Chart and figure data
------------------------
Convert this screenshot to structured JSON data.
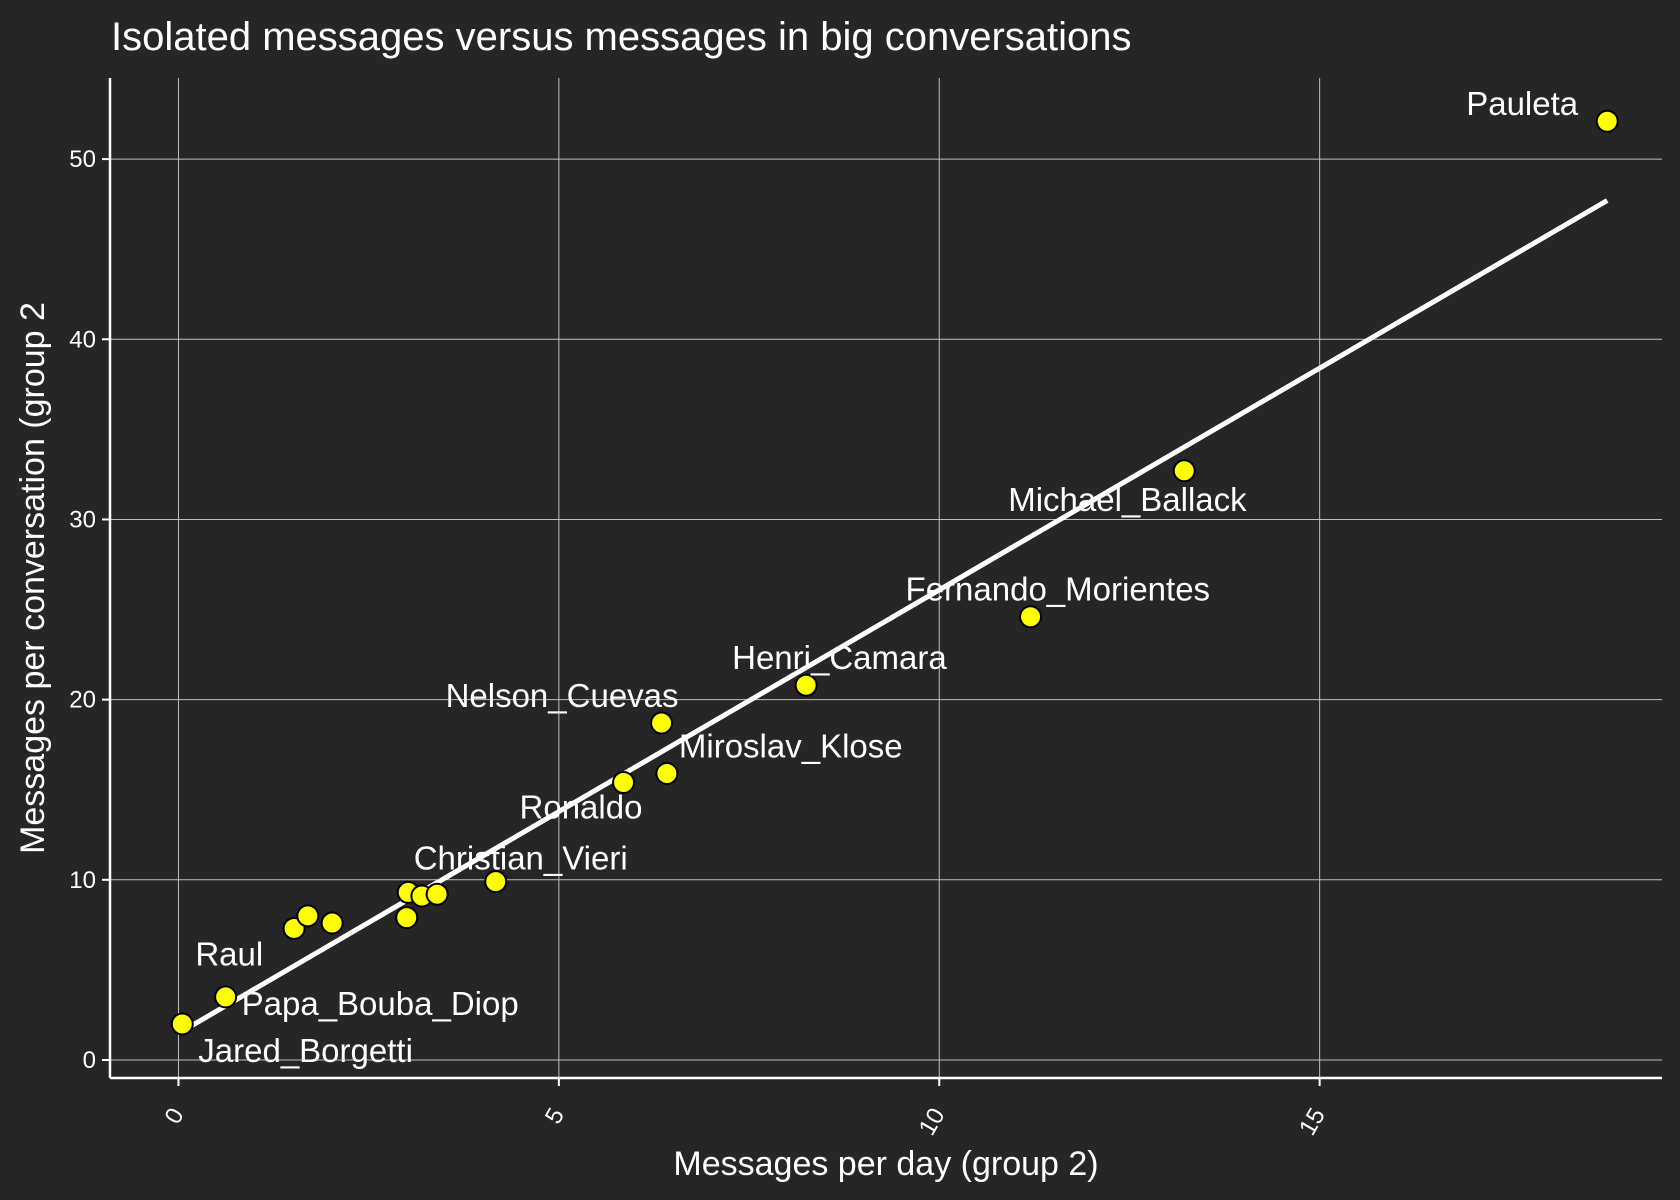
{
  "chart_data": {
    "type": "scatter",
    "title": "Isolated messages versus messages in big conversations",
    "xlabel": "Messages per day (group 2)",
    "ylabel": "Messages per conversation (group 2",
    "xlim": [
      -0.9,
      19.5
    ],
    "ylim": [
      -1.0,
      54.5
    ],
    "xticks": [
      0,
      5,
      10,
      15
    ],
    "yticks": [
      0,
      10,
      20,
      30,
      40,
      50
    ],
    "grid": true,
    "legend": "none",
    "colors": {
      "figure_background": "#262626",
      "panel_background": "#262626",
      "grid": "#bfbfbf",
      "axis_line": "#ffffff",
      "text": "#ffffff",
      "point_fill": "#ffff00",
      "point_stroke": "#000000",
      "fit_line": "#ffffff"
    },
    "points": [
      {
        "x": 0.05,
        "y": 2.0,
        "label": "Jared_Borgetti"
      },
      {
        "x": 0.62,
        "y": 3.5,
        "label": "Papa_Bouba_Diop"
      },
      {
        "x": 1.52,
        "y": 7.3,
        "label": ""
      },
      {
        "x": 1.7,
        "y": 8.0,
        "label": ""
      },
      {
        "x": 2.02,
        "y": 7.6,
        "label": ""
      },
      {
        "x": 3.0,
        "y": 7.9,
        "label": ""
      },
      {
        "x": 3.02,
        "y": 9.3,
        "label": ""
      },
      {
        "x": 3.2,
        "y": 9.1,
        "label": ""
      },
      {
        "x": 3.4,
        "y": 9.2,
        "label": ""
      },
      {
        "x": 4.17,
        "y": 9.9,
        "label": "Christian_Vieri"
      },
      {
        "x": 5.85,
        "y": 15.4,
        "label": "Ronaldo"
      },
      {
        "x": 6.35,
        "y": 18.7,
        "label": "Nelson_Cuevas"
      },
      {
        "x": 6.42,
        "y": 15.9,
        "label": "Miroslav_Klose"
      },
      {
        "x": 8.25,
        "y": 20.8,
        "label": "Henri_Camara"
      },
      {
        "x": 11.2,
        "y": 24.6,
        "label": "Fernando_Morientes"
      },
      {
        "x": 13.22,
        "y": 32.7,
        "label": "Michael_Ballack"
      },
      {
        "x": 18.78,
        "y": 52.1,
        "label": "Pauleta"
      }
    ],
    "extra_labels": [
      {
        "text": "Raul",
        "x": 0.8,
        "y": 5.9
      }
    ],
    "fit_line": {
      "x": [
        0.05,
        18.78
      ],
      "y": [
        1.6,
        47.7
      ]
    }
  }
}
------------------------
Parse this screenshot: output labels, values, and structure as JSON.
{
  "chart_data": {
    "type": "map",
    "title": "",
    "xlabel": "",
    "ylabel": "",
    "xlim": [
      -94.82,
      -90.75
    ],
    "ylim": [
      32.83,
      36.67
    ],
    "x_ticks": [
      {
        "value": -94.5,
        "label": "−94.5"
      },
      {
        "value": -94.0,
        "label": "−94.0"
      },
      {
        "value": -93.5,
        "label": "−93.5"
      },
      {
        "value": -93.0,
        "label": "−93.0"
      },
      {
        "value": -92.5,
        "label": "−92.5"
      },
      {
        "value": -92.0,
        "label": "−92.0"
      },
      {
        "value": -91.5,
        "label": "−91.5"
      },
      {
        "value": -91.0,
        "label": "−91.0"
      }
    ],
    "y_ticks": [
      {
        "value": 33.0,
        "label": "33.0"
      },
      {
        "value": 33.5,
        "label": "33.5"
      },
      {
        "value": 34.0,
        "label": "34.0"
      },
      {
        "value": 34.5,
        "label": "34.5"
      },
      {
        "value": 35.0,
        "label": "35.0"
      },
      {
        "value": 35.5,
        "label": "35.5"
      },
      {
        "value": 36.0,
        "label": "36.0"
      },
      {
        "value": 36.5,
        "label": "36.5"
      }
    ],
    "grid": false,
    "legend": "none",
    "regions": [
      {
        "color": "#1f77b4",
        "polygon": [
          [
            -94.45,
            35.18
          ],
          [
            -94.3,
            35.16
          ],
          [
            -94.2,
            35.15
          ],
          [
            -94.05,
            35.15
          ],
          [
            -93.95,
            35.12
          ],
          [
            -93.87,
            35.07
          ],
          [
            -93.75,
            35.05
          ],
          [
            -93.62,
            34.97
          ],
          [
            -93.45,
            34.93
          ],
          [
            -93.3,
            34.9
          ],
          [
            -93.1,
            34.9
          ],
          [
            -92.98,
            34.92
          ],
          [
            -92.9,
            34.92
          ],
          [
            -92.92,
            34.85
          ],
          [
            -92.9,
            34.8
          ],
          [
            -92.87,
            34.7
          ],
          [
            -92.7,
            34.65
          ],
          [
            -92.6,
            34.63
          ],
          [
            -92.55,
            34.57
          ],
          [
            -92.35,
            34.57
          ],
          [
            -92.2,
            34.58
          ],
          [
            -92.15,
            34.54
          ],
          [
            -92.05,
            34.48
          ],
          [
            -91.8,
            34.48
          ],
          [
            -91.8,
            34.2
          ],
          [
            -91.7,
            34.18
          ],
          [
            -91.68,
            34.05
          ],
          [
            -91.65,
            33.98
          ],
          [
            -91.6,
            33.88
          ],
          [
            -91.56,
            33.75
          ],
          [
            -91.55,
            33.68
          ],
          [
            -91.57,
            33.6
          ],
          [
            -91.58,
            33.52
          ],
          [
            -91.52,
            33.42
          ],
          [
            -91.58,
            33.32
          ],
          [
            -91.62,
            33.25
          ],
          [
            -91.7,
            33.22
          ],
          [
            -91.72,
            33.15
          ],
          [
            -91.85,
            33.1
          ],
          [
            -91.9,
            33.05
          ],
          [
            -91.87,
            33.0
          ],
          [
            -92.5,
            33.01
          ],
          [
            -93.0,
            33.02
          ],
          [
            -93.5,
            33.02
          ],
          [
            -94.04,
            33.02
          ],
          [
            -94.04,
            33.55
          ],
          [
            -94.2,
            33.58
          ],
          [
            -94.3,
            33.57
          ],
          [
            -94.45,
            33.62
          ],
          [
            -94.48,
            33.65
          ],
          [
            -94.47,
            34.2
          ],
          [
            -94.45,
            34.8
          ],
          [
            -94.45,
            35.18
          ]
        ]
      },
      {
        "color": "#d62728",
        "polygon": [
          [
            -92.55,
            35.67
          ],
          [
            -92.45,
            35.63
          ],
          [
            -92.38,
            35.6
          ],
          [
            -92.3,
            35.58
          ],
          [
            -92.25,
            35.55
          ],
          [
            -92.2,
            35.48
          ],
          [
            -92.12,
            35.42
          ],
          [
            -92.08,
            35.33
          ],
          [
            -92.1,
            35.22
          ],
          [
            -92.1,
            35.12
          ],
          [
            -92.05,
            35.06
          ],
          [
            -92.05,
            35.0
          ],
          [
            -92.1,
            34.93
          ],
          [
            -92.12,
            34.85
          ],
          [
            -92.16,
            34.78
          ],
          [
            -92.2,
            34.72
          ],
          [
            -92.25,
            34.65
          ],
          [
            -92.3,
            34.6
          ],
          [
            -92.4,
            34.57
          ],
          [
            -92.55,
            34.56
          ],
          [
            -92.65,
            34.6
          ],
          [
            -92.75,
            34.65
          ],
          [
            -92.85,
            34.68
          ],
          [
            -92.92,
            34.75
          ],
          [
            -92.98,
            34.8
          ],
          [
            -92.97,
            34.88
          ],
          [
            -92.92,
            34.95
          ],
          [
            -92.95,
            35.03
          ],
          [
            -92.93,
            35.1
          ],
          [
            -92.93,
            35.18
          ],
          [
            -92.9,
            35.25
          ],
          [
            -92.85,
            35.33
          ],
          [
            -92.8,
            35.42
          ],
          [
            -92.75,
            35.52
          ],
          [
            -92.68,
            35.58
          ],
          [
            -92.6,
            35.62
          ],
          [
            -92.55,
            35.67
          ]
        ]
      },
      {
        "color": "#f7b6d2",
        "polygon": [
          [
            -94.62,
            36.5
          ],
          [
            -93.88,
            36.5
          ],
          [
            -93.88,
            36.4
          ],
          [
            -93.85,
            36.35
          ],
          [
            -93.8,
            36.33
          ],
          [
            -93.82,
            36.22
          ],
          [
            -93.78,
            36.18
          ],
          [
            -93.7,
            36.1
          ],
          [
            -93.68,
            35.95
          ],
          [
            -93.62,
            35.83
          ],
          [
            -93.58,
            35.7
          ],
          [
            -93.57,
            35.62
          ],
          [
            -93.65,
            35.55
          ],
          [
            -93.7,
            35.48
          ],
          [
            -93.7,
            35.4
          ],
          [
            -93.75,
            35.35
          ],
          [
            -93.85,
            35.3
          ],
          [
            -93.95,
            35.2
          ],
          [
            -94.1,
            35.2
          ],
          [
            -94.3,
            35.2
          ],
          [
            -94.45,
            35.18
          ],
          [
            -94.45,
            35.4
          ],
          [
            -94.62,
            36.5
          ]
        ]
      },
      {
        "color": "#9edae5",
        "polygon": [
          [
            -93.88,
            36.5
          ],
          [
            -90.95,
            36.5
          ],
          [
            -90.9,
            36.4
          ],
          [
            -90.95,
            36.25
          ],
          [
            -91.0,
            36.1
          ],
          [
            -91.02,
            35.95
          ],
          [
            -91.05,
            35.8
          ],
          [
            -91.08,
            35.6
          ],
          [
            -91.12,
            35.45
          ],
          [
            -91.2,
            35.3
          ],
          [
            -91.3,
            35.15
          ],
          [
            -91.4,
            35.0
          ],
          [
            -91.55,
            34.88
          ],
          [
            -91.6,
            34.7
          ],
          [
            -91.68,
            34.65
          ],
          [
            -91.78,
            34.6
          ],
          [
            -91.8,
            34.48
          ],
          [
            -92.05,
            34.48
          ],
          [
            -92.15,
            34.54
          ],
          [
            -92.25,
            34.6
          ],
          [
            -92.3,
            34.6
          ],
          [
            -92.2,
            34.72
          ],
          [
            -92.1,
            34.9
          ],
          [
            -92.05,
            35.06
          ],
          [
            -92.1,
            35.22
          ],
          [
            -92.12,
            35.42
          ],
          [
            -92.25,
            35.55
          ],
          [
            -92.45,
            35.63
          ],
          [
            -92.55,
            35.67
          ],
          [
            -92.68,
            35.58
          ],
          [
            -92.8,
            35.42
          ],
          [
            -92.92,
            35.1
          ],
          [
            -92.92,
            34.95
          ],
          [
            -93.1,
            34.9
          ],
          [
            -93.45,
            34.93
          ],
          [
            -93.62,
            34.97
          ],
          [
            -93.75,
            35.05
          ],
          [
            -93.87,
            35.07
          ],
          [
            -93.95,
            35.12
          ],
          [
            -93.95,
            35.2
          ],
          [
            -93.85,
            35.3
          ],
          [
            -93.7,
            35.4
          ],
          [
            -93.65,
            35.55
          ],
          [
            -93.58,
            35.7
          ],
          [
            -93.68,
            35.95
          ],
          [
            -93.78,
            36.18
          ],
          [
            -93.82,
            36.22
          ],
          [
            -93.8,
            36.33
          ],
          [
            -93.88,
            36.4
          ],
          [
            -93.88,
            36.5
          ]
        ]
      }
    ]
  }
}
------------------------
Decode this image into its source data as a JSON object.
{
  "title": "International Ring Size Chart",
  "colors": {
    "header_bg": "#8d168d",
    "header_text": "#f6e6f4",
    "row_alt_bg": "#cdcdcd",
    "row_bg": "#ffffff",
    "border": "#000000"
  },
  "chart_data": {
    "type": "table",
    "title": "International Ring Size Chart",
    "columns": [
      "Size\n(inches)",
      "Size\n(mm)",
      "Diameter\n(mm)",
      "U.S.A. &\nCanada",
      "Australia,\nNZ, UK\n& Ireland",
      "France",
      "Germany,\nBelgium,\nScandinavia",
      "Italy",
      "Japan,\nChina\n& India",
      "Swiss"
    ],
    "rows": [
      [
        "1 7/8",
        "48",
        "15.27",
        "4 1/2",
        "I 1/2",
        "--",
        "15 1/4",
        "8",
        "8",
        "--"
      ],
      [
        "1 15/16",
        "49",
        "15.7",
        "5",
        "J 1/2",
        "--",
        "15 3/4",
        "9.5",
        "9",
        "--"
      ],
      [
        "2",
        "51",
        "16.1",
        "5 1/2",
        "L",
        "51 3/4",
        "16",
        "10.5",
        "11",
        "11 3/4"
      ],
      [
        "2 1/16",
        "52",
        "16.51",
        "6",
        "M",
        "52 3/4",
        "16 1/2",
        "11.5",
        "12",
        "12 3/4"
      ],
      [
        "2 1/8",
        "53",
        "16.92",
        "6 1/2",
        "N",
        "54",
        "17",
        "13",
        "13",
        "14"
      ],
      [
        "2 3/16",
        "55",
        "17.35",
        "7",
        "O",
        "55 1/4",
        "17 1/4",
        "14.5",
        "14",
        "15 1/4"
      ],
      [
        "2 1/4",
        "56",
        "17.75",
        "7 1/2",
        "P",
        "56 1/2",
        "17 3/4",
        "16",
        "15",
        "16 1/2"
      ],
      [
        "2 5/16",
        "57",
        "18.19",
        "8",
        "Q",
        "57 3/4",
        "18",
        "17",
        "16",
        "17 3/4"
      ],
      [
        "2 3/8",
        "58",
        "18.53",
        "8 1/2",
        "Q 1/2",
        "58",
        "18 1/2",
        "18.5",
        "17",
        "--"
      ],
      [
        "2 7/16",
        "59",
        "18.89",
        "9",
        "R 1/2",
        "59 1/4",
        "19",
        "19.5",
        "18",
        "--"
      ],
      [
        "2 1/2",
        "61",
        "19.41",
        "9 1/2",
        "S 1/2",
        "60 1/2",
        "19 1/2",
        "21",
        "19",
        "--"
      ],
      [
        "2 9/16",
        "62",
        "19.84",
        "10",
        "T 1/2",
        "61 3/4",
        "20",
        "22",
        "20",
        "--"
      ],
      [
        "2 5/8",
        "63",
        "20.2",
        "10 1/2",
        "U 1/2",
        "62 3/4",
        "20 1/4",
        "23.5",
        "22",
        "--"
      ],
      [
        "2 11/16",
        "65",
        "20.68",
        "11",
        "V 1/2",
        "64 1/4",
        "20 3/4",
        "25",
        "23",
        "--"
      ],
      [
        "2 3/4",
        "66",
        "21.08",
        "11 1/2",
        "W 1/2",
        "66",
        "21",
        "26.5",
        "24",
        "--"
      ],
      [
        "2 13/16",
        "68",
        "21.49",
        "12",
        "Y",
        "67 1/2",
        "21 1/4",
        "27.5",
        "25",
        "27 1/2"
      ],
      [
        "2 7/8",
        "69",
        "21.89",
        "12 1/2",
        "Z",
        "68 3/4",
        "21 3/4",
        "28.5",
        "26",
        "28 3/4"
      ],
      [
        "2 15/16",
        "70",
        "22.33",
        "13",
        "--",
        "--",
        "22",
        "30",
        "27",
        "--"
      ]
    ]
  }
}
------------------------
## DIRECTION
Show every line of the records above that contains the word "this".

## REPLY TO THE TASK
Convert this screenshot to structured JSON data.
Parse this screenshot: output labels, values, and structure as JSON.
Decode this image into its source data as a JSON object.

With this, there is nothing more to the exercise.